**WHAT TO PRODUCE**: Render the stretch from the start of the data through the line containing "main-ylabel: rg [Å] bbox=[16, 287, 34, 320]" as a JSON list of strings, one string per line, with blank lines left out.

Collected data
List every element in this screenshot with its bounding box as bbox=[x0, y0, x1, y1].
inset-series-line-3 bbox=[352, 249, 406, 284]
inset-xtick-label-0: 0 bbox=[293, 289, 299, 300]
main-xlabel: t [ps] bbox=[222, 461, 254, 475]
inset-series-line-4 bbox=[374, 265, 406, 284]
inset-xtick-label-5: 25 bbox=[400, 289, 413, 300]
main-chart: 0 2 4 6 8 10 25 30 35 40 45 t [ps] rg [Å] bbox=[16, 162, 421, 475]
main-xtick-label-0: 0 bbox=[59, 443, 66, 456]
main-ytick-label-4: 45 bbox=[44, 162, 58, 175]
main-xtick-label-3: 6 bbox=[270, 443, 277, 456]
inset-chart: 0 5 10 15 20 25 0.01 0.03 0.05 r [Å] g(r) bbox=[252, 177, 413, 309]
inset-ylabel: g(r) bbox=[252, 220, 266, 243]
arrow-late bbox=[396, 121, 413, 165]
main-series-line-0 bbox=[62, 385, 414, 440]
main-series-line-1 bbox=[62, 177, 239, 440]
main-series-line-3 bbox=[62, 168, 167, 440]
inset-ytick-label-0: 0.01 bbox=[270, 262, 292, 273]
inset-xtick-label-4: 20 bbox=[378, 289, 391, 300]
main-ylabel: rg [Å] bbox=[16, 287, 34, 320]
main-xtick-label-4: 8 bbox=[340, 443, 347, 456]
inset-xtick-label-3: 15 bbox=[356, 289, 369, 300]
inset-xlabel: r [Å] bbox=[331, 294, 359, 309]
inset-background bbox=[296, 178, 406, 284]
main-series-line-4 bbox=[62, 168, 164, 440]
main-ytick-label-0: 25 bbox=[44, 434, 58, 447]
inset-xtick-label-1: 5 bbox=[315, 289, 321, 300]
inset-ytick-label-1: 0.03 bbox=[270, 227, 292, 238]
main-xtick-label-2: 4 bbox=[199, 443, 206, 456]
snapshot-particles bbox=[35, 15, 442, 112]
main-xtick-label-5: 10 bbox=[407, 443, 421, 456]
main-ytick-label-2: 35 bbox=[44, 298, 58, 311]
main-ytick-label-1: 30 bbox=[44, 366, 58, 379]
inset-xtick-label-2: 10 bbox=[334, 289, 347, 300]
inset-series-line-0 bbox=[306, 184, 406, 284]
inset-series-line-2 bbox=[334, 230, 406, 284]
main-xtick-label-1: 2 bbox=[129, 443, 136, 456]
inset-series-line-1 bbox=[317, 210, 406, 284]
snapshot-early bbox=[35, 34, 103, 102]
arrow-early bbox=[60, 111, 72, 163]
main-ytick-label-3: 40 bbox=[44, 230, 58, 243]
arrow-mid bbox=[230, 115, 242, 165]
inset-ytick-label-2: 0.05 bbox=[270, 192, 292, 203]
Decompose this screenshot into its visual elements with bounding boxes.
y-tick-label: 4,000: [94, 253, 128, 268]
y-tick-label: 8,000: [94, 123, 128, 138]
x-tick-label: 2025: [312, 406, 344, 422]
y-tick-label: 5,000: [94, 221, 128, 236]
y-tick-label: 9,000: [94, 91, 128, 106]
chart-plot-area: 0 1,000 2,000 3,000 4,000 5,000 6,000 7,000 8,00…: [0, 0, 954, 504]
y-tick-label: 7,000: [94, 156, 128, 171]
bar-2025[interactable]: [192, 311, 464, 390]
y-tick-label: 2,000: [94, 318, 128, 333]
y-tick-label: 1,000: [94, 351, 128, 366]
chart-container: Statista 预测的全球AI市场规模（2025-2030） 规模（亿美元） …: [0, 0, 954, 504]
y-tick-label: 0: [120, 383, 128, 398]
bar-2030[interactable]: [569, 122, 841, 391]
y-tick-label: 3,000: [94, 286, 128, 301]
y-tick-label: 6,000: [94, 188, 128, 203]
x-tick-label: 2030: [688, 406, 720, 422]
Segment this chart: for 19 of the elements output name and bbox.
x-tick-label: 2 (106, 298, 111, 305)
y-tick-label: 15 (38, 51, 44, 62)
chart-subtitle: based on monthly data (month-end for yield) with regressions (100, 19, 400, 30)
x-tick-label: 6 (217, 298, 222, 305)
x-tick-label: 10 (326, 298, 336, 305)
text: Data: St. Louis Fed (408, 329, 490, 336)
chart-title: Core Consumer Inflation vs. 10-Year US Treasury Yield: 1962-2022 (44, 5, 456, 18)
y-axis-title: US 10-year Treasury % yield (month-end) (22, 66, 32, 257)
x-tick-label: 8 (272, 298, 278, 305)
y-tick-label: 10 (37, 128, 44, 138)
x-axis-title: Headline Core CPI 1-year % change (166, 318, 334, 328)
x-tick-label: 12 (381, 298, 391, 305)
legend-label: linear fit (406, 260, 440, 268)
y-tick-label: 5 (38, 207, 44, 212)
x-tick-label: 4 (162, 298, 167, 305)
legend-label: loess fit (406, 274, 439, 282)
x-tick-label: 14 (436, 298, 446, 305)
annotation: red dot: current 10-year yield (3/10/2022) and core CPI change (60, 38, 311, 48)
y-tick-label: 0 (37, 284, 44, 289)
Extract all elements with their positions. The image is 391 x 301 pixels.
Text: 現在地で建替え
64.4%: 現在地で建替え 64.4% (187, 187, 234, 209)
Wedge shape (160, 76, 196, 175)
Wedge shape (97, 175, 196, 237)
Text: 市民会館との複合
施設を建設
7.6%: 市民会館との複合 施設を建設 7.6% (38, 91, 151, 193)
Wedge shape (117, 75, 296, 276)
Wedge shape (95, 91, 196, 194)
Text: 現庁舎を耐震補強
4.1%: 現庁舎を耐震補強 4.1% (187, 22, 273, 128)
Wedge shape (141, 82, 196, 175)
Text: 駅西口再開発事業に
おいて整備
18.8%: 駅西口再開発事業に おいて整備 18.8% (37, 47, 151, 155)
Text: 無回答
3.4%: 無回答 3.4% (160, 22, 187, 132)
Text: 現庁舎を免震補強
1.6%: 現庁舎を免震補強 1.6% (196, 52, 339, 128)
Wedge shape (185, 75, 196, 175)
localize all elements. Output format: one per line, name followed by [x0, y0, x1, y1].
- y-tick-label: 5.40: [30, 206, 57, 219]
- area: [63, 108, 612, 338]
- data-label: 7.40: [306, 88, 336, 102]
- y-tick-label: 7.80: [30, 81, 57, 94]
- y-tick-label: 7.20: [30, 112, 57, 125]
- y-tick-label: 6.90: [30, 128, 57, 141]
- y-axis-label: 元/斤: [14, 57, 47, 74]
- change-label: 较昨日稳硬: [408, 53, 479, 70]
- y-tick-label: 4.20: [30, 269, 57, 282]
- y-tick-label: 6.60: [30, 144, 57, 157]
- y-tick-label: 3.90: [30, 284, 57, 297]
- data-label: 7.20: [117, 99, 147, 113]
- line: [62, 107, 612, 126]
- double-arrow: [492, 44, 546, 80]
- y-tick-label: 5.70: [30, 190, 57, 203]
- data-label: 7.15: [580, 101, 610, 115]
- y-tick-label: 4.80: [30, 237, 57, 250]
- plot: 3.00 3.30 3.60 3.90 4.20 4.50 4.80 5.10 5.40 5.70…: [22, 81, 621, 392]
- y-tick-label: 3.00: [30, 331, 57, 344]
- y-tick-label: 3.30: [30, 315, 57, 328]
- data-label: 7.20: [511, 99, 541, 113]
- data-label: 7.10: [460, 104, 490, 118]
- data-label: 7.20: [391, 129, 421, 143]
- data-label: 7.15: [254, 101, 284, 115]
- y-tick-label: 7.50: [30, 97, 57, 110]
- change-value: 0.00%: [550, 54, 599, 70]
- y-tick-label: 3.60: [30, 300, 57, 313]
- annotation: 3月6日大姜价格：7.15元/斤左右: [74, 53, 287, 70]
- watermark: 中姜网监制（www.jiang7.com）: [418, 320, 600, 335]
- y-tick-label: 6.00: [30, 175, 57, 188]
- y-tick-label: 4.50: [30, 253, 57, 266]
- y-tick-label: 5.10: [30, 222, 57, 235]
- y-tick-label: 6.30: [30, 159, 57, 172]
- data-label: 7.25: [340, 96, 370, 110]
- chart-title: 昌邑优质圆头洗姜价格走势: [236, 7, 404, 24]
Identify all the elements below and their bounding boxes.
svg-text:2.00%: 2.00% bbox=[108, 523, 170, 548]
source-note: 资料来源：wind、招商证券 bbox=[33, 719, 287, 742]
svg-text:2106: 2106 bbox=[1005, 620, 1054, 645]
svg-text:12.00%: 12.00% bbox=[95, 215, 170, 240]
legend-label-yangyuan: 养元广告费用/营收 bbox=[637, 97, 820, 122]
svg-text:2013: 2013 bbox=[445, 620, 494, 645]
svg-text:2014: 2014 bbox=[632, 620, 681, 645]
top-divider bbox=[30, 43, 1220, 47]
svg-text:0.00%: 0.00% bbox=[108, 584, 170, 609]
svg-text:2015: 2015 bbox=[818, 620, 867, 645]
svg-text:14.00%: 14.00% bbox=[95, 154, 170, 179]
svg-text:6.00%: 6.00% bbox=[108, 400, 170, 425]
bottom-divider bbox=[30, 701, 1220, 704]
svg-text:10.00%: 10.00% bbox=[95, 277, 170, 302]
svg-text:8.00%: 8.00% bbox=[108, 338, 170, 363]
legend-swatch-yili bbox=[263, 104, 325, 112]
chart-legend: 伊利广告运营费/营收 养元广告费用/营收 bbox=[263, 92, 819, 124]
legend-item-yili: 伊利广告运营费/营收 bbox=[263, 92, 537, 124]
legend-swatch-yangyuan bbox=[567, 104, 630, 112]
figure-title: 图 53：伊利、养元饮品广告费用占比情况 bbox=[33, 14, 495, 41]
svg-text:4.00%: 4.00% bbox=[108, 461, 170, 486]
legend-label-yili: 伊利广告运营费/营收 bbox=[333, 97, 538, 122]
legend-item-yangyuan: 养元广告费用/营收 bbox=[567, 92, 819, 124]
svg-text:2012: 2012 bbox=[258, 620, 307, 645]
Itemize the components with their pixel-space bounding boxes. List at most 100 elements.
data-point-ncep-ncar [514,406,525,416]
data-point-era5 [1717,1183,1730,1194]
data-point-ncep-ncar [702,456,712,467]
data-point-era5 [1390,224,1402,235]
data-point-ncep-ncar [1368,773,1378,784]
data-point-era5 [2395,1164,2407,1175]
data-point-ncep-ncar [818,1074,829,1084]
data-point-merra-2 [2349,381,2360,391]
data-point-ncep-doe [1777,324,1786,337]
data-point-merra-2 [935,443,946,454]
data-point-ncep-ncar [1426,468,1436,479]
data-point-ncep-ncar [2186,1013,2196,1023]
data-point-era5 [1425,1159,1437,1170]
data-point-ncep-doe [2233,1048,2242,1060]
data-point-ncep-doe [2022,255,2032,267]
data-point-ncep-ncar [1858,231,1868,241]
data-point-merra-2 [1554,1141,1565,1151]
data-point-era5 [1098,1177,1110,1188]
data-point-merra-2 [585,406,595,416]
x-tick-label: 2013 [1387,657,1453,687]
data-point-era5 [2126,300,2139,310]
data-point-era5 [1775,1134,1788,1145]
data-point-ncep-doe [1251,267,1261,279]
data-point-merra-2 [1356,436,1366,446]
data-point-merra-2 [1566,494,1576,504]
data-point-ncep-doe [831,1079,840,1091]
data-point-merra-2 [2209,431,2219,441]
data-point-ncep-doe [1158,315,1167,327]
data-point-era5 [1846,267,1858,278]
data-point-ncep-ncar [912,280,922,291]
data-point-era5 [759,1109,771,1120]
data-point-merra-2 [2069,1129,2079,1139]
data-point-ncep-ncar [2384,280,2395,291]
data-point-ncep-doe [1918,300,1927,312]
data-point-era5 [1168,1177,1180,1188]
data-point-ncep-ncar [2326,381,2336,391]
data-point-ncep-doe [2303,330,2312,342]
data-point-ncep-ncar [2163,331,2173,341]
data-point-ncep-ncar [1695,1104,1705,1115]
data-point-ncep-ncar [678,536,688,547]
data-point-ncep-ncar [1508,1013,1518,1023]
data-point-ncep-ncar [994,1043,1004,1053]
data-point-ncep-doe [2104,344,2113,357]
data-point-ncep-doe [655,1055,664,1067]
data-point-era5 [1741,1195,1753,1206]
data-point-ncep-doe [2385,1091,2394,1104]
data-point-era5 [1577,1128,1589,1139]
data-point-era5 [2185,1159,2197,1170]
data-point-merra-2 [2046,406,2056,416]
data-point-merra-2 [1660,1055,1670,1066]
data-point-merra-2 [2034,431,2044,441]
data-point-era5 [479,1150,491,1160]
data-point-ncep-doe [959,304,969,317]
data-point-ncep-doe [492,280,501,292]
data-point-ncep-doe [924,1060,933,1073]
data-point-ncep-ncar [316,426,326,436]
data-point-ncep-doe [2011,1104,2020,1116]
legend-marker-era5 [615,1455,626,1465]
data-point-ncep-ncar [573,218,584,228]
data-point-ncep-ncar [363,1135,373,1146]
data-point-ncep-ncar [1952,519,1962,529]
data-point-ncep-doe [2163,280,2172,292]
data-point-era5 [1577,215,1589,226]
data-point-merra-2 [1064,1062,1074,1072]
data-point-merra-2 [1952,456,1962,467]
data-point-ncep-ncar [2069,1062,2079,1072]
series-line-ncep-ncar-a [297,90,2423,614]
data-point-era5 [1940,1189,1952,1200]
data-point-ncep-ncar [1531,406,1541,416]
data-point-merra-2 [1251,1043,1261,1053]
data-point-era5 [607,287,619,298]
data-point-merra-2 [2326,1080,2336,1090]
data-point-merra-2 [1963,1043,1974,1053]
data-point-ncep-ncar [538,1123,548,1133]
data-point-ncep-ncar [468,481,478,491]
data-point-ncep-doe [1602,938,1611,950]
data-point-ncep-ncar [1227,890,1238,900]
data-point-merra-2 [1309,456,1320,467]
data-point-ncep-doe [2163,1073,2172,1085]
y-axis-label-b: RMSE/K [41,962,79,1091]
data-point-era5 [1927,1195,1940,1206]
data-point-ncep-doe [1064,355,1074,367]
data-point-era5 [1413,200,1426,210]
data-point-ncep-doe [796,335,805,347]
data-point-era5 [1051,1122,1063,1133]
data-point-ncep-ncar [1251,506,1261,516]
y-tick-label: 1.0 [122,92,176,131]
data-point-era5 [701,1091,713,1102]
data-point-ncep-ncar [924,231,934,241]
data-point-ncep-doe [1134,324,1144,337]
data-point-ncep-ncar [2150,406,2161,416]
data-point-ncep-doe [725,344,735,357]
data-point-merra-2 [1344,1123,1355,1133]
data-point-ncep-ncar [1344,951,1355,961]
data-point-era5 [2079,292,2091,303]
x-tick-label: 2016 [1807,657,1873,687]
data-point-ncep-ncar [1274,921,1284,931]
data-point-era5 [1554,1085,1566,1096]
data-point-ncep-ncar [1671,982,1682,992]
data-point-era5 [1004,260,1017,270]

**THE RESULT**:
[
  "List every element in this screenshot with its bounding box as bbox=[x0, y0, x1, y1].",
  "inset-series-line-3 bbox=[352, 249, 406, 284]",
  "inset-xtick-label-0: 0 bbox=[293, 289, 299, 300]",
  "main-xlabel: t [ps] bbox=[222, 461, 254, 475]",
  "inset-series-line-4 bbox=[374, 265, 406, 284]",
  "inset-xtick-label-5: 25 bbox=[400, 289, 413, 300]",
  "main-chart: 0 2 4 6 8 10 25 30 35 40 45 t [ps] rg [Å] bbox=[16, 162, 421, 475]",
  "main-xtick-label-0: 0 bbox=[59, 443, 66, 456]",
  "main-ytick-label-4: 45 bbox=[44, 162, 58, 175]",
  "main-xtick-label-3: 6 bbox=[270, 443, 277, 456]",
  "inset-chart: 0 5 10 15 20 25 0.01 0.03 0.05 r [Å] g(r) bbox=[252, 177, 413, 309]",
  "inset-ylabel: g(r) bbox=[252, 220, 266, 243]",
  "arrow-late bbox=[396, 121, 413, 165]",
  "main-series-line-0 bbox=[62, 385, 414, 440]",
  "main-series-line-1 bbox=[62, 177, 239, 440]",
  "main-series-line-3 bbox=[62, 168, 167, 440]",
  "inset-ytick-label-0: 0.01 bbox=[270, 262, 292, 273]",
  "inset-xtick-label-4: 20 bbox=[378, 289, 391, 300]",
  "main-ylabel: rg [Å] bbox=[16, 287, 34, 320]"
]